All the data should come back exactly as it was given.

Start of Provided information

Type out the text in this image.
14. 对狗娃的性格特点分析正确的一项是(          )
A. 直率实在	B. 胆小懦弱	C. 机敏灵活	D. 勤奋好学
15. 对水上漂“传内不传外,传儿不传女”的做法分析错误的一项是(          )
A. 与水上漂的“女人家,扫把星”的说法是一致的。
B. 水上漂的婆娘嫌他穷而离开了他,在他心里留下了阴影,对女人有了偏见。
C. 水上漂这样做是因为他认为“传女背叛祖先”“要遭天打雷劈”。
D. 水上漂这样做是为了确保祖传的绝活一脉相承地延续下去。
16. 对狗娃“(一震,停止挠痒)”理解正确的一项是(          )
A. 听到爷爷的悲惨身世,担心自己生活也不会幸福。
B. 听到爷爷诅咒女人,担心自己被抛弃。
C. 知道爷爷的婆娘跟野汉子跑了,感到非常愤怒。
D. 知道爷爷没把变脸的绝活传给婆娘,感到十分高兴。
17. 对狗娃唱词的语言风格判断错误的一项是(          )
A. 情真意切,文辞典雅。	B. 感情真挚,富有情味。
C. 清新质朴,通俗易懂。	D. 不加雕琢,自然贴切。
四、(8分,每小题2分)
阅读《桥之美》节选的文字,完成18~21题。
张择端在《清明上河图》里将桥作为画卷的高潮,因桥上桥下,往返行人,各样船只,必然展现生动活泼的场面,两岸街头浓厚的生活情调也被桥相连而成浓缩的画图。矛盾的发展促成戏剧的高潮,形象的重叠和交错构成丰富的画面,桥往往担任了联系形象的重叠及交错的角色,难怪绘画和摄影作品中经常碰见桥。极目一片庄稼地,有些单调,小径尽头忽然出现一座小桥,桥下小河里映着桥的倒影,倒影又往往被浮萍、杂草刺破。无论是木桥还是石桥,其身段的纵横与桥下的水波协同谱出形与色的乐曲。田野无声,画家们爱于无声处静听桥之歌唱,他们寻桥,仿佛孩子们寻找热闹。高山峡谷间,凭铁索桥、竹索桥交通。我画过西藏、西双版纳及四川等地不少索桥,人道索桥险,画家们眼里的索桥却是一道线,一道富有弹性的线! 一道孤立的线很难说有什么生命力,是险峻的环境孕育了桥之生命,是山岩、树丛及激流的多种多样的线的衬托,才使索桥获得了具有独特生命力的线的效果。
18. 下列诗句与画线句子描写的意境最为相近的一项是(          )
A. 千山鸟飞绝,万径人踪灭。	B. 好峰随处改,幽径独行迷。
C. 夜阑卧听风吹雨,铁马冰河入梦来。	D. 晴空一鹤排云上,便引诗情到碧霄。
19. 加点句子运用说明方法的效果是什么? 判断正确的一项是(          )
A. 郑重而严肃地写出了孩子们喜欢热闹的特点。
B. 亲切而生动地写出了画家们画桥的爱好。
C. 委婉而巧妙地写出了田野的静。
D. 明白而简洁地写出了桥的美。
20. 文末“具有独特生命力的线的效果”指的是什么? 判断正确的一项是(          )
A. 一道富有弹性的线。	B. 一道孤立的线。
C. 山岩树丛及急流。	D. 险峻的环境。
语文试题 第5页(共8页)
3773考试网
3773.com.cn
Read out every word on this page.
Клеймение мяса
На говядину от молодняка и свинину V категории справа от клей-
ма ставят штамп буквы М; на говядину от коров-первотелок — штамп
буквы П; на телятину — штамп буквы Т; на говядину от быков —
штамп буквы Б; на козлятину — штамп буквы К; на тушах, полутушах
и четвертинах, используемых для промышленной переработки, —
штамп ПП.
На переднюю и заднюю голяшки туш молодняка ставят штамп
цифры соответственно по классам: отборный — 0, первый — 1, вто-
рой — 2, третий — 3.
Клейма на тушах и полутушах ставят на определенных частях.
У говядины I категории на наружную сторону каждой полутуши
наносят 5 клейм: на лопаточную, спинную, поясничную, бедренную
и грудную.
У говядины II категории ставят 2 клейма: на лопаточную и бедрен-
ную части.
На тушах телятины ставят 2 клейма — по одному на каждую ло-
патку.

End of Provided information

Task output -
Type out the text in this image.
14. 对狗娃的性格特点分析正确的一项是(          )
A. 直率实在	B. 胆小懦弱	C. 机敏灵活	D. 勤奋好学
15. 对水上漂“传内不传外,传儿不传女”的做法分析错误的一项是(          )
A. 与水上漂的“女人家,扫把星”的说法是一致的。
B. 水上漂的婆娘嫌他穷而离开了他,在他心里留下了阴影,对女人有了偏见。
C. 水上漂这样做是因为他认为“传女背叛祖先”“要遭天打雷劈”。
D. 水上漂这样做是为了确保祖传的绝活一脉相承地延续下去。
16. 对狗娃“(一震,停止挠痒)”理解正确的一项是(          )
A. 听到爷爷的悲惨身世,担心自己生活也不会幸福。
B. 听到爷爷诅咒女人,担心自己被抛弃。
C. 知道爷爷的婆娘跟野汉子跑了,感到非常愤怒。
D. 知道爷爷没把变脸的绝活传给婆娘,感到十分高兴。
17. 对狗娃唱词的语言风格判断错误的一项是(          )
A. 情真意切,文辞典雅。	B. 感情真挚,富有情味。
C. 清新质朴,通俗易懂。	D. 不加雕琢,自然贴切。
四、(8分,每小题2分)
阅读《桥之美》节选的文字,完成18~21题。
张择端在《清明上河图》里将桥作为画卷的高潮,因桥上桥下,往返行人,各样船只,必然展现生动活泼的场面,两岸街头浓厚的生活情调也被桥相连而成浓缩的画图。矛盾的发展促成戏剧的高潮,形象的重叠和交错构成丰富的画面,桥往往担任了联系形象的重叠及交错的角色,难怪绘画和摄影作品中经常碰见桥。极目一片庄稼地,有些单调,小径尽头忽然出现一座小桥,桥下小河里映着桥的倒影,倒影又往往被浮萍、杂草刺破。无论是木桥还是石桥,其身段的纵横与桥下的水波协同谱出形与色的乐曲。田野无声,画家们爱于无声处静听桥之歌唱,他们寻桥,仿佛孩子们寻找热闹。高山峡谷间,凭铁索桥、竹索桥交通。我画过西藏、西双版纳及四川等地不少索桥,人道索桥险,画家们眼里的索桥却是一道线,一道富有弹性的线! 一道孤立的线很难说有什么生命力,是险峻的环境孕育了桥之生命,是山岩、树丛及激流的多种多样的线的衬托,才使索桥获得了具有独特生命力的线的效果。
18. 下列诗句与画线句子描写的意境最为相近的一项是(          )
A. 千山鸟飞绝,万径人踪灭。	B. 好峰随处改,幽径独行迷。
C. 夜阑卧听风吹雨,铁马冰河入梦来。	D. 晴空一鹤排云上,便引诗情到碧霄。
19. 加点句子运用说明方法的效果是什么? 判断正确的一项是(          )
A. 郑重而严肃地写出了孩子们喜欢热闹的特点。
B. 亲切而生动地写出了画家们画桥的爱好。
C. 委婉而巧妙地写出了田野的静。
D. 明白而简洁地写出了桥的美。
20. 文末“具有独特生命力的线的效果”指的是什么? 判断正确的一项是(          )
A. 一道富有弹性的线。	B. 一道孤立的线。
C. 山岩树丛及急流。	D. 险峻的环境。
语文试题 第5页(共8页)
3773考试网
3773.com.cn
Read out every word on this page.
Клеймение мяса
На говядину от молодняка и свинину V категории справа от клей-
ма ставят штамп буквы М; на говядину от коров-первотелок — штамп
буквы П; на телятину — штамп буквы Т; на говядину от быков —
штамп буквы Б; на козлятину — штамп буквы К; на тушах, полутушах
и четвертинах, используемых для промышленной переработки, —
штамп ПП.
На переднюю и заднюю голяшки туш молодняка ставят штамп
цифры соответственно по классам: отборный — 0, первый — 1, вто-
рой — 2, третий — 3.
Клейма на тушах и полутушах ставят на определенных частях.
У говядины I категории на наружную сторону каждой полутуши
наносят 5 клейм: на лопаточную, спинную, поясничную, бедренную
и грудную.
У говядины II категории ставят 2 клейма: на лопаточную и бедрен-
ную части.
На тушах телятины ставят 2 клейма — по одному на каждую ло-
патку.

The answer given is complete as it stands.